* [Written exercise] What is needed here is an exact copy of every entry.

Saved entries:
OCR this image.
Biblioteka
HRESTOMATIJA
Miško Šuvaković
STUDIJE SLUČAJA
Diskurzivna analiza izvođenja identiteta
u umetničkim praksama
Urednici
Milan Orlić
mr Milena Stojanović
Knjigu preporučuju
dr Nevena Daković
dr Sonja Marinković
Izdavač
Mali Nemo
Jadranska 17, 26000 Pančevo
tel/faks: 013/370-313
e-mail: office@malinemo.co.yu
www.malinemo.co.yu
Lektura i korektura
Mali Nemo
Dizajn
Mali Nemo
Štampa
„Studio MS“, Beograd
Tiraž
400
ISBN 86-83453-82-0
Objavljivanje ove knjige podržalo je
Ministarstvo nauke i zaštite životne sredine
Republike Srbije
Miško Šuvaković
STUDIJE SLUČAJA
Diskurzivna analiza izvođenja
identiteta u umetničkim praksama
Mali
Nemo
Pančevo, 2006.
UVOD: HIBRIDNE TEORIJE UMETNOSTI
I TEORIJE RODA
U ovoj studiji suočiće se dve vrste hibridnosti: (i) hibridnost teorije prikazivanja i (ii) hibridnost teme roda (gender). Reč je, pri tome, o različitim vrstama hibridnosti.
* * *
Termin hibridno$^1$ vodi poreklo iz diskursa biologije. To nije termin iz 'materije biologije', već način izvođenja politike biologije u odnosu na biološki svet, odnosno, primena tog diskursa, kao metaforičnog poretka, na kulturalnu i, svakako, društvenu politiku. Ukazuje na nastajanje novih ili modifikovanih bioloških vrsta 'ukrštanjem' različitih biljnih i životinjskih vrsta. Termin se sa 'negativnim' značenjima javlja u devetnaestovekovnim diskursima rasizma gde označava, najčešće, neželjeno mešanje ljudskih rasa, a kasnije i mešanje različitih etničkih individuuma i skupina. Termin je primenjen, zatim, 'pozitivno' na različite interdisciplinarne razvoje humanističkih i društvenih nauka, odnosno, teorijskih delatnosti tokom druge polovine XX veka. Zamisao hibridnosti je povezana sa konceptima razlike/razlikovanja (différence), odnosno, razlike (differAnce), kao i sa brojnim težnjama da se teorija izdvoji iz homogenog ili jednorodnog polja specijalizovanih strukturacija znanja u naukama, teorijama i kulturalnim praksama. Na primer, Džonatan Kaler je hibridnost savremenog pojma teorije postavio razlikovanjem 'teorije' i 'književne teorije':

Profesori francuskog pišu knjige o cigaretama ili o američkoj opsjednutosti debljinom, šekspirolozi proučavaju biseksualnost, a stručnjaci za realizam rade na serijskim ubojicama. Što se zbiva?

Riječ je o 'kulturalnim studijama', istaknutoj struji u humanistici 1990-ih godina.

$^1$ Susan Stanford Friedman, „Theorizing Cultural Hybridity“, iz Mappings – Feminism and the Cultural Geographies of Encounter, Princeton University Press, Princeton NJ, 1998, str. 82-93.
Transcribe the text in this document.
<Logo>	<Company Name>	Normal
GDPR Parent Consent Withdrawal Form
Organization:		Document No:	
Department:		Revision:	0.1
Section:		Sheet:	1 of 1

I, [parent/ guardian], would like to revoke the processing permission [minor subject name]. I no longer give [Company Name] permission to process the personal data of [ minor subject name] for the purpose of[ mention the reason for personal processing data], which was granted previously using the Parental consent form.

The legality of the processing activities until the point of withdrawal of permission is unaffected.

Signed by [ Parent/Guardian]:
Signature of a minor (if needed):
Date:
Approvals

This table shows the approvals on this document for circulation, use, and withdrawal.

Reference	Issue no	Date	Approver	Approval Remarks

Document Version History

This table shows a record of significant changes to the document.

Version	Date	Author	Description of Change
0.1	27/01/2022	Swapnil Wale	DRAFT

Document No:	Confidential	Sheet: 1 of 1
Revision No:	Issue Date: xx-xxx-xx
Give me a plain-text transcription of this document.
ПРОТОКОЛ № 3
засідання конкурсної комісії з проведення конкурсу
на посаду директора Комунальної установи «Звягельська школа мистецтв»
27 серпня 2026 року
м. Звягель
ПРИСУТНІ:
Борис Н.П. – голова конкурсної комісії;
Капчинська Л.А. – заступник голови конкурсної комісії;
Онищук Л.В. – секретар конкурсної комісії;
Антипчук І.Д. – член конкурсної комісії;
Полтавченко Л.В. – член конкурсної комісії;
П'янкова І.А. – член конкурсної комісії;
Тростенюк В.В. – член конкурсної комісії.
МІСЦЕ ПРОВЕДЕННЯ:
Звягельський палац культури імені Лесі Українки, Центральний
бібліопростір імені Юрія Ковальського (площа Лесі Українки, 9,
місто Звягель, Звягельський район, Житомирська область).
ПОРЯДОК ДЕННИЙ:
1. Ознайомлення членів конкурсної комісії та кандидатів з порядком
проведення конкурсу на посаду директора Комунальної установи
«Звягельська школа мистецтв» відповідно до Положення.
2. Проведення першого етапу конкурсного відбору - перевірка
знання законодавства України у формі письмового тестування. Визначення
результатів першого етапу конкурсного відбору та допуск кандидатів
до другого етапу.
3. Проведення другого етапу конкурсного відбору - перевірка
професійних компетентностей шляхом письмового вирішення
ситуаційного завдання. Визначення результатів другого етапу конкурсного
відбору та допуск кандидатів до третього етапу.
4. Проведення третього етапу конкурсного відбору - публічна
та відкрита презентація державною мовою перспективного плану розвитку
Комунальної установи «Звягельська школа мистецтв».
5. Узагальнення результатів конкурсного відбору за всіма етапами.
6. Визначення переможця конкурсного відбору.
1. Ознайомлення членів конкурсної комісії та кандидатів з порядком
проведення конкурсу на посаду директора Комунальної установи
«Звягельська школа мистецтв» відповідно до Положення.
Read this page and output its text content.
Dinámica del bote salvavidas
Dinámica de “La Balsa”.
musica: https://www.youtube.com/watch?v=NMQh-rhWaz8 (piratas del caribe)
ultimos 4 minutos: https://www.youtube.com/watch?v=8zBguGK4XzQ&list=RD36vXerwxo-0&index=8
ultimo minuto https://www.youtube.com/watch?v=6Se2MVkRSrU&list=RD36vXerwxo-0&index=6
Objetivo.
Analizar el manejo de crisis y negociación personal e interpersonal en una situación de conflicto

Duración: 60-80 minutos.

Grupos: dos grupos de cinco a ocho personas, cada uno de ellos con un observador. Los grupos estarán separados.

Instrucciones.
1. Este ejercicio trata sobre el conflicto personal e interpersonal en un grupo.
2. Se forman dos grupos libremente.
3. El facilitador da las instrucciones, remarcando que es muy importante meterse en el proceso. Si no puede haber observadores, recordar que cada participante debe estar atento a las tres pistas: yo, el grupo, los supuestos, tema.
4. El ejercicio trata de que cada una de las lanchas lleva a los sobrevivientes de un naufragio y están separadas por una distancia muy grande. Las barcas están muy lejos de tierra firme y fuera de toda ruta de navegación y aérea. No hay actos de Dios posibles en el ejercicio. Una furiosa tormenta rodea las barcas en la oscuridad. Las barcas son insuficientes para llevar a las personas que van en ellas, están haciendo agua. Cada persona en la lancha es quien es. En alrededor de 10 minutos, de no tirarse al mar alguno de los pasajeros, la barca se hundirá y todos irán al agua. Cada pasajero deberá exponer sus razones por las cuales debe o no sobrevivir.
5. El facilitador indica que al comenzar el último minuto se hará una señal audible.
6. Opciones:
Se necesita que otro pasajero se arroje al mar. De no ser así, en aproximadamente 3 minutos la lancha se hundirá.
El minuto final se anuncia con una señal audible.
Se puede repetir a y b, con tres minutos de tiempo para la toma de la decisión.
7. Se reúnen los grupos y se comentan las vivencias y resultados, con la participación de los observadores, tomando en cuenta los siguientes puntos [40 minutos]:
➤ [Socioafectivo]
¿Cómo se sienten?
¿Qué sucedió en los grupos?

* [Reply to the task]
OCR this image.
Biblioteka
HRESTOMATIJA
Miško Šuvaković
STUDIJE SLUČAJA
Diskurzivna analiza izvođenja identiteta
u umetničkim praksama
Urednici
Milan Orlić
mr Milena Stojanović
Knjigu preporučuju
dr Nevena Daković
dr Sonja Marinković
Izdavač
Mali Nemo
Jadranska 17, 26000 Pančevo
tel/faks: 013/370-313
e-mail: office@malinemo.co.yu
www.malinemo.co.yu
Lektura i korektura
Mali Nemo
Dizajn
Mali Nemo
Štampa
„Studio MS“, Beograd
Tiraž
400
ISBN 86-83453-82-0
Objavljivanje ove knjige podržalo je
Ministarstvo nauke i zaštite životne sredine
Republike Srbije
Miško Šuvaković
STUDIJE SLUČAJA
Diskurzivna analiza izvođenja
identiteta u umetničkim praksama
Mali
Nemo
Pančevo, 2006.
UVOD: HIBRIDNE TEORIJE UMETNOSTI
I TEORIJE RODA
U ovoj studiji suočiće se dve vrste hibridnosti: (i) hibridnost teorije prikazivanja i (ii) hibridnost teme roda (gender). Reč je, pri tome, o različitim vrstama hibridnosti.
* * *
Termin hibridno$^1$ vodi poreklo iz diskursa biologije. To nije termin iz 'materije biologije', već način izvođenja politike biologije u odnosu na biološki svet, odnosno, primena tog diskursa, kao metaforičnog poretka, na kulturalnu i, svakako, društvenu politiku. Ukazuje na nastajanje novih ili modifikovanih bioloških vrsta 'ukrštanjem' različitih biljnih i životinjskih vrsta. Termin se sa 'negativnim' značenjima javlja u devetnaestovekovnim diskursima rasizma gde označava, najčešće, neželjeno mešanje ljudskih rasa, a kasnije i mešanje različitih etničkih individuuma i skupina. Termin je primenjen, zatim, 'pozitivno' na različite interdisciplinarne razvoje humanističkih i društvenih nauka, odnosno, teorijskih delatnosti tokom druge polovine XX veka. Zamisao hibridnosti je povezana sa konceptima razlike/razlikovanja (différence), odnosno, razlike (differAnce), kao i sa brojnim težnjama da se teorija izdvoji iz homogenog ili jednorodnog polja specijalizovanih strukturacija znanja u naukama, teorijama i kulturalnim praksama. Na primer, Džonatan Kaler je hibridnost savremenog pojma teorije postavio razlikovanjem 'teorije' i 'književne teorije':

Profesori francuskog pišu knjige o cigaretama ili o američkoj opsjednutosti debljinom, šekspirolozi proučavaju biseksualnost, a stručnjaci za realizam rade na serijskim ubojicama. Što se zbiva?

Riječ je o 'kulturalnim studijama', istaknutoj struji u humanistici 1990-ih godina.

$^1$ Susan Stanford Friedman, „Theorizing Cultural Hybridity“, iz Mappings – Feminism and the Cultural Geographies of Encounter, Princeton University Press, Princeton NJ, 1998, str. 82-93.
Transcribe the text in this document.
<Logo>	<Company Name>	Normal
GDPR Parent Consent Withdrawal Form
Organization:		Document No:	
Department:		Revision:	0.1
Section:		Sheet:	1 of 1

I, [parent/ guardian], would like to revoke the processing permission [minor subject name]. I no longer give [Company Name] permission to process the personal data of [ minor subject name] for the purpose of[ mention the reason for personal processing data], which was granted previously using the Parental consent form.

The legality of the processing activities until the point of withdrawal of permission is unaffected.

Signed by [ Parent/Guardian]:
Signature of a minor (if needed):
Date:
Approvals

This table shows the approvals on this document for circulation, use, and withdrawal.

Reference	Issue no	Date	Approver	Approval Remarks

Document Version History

This table shows a record of significant changes to the document.

Version	Date	Author	Description of Change
0.1	27/01/2022	Swapnil Wale	DRAFT

Document No:	Confidential	Sheet: 1 of 1
Revision No:	Issue Date: xx-xxx-xx
Give me a plain-text transcription of this document.
ПРОТОКОЛ № 3
засідання конкурсної комісії з проведення конкурсу
на посаду директора Комунальної установи «Звягельська школа мистецтв»
27 серпня 2026 року
м. Звягель
ПРИСУТНІ:
Борис Н.П. – голова конкурсної комісії;
Капчинська Л.А. – заступник голови конкурсної комісії;
Онищук Л.В. – секретар конкурсної комісії;
Антипчук І.Д. – член конкурсної комісії;
Полтавченко Л.В. – член конкурсної комісії;
П'янкова І.А. – член конкурсної комісії;
Тростенюк В.В. – член конкурсної комісії.
МІСЦЕ ПРОВЕДЕННЯ:
Звягельський палац культури імені Лесі Українки, Центральний
бібліопростір імені Юрія Ковальського (площа Лесі Українки, 9,
місто Звягель, Звягельський район, Житомирська область).
ПОРЯДОК ДЕННИЙ:
1. Ознайомлення членів конкурсної комісії та кандидатів з порядком
проведення конкурсу на посаду директора Комунальної установи
«Звягельська школа мистецтв» відповідно до Положення.
2. Проведення першого етапу конкурсного відбору - перевірка
знання законодавства України у формі письмового тестування. Визначення
результатів першого етапу конкурсного відбору та допуск кандидатів
до другого етапу.
3. Проведення другого етапу конкурсного відбору - перевірка
професійних компетентностей шляхом письмового вирішення
ситуаційного завдання. Визначення результатів другого етапу конкурсного
відбору та допуск кандидатів до третього етапу.
4. Проведення третього етапу конкурсного відбору - публічна
та відкрита презентація державною мовою перспективного плану розвитку
Комунальної установи «Звягельська школа мистецтв».
5. Узагальнення результатів конкурсного відбору за всіма етапами.
6. Визначення переможця конкурсного відбору.
1. Ознайомлення членів конкурсної комісії та кандидатів з порядком
проведення конкурсу на посаду директора Комунальної установи
«Звягельська школа мистецтв» відповідно до Положення.
Read this page and output its text content.
Dinámica del bote salvavidas
Dinámica de “La Balsa”.
musica: https://www.youtube.com/watch?v=NMQh-rhWaz8 (piratas del caribe)
ultimos 4 minutos: https://www.youtube.com/watch?v=8zBguGK4XzQ&list=RD36vXerwxo-0&index=8
ultimo minuto https://www.youtube.com/watch?v=6Se2MVkRSrU&list=RD36vXerwxo-0&index=6
Objetivo.
Analizar el manejo de crisis y negociación personal e interpersonal en una situación de conflicto

Duración: 60-80 minutos.

Grupos: dos grupos de cinco a ocho personas, cada uno de ellos con un observador. Los grupos estarán separados.

Instrucciones.
1. Este ejercicio trata sobre el conflicto personal e interpersonal en un grupo.
2. Se forman dos grupos libremente.
3. El facilitador da las instrucciones, remarcando que es muy importante meterse en el proceso. Si no puede haber observadores, recordar que cada participante debe estar atento a las tres pistas: yo, el grupo, los supuestos, tema.
4. El ejercicio trata de que cada una de las lanchas lleva a los sobrevivientes de un naufragio y están separadas por una distancia muy grande. Las barcas están muy lejos de tierra firme y fuera de toda ruta de navegación y aérea. No hay actos de Dios posibles en el ejercicio. Una furiosa tormenta rodea las barcas en la oscuridad. Las barcas son insuficientes para llevar a las personas que van en ellas, están haciendo agua. Cada persona en la lancha es quien es. En alrededor de 10 minutos, de no tirarse al mar alguno de los pasajeros, la barca se hundirá y todos irán al agua. Cada pasajero deberá exponer sus razones por las cuales debe o no sobrevivir.
5. El facilitador indica que al comenzar el último minuto se hará una señal audible.
6. Opciones:
Se necesita que otro pasajero se arroje al mar. De no ser así, en aproximadamente 3 minutos la lancha se hundirá.
El minuto final se anuncia con una señal audible.
Se puede repetir a y b, con tres minutos de tiempo para la toma de la decisión.
7. Se reúnen los grupos y se comentan las vivencias y resultados, con la participación de los observadores, tomando en cuenta los siguientes puntos [40 minutos]:
➤ [Socioafectivo]
¿Cómo se sienten?
¿Qué sucedió en los grupos?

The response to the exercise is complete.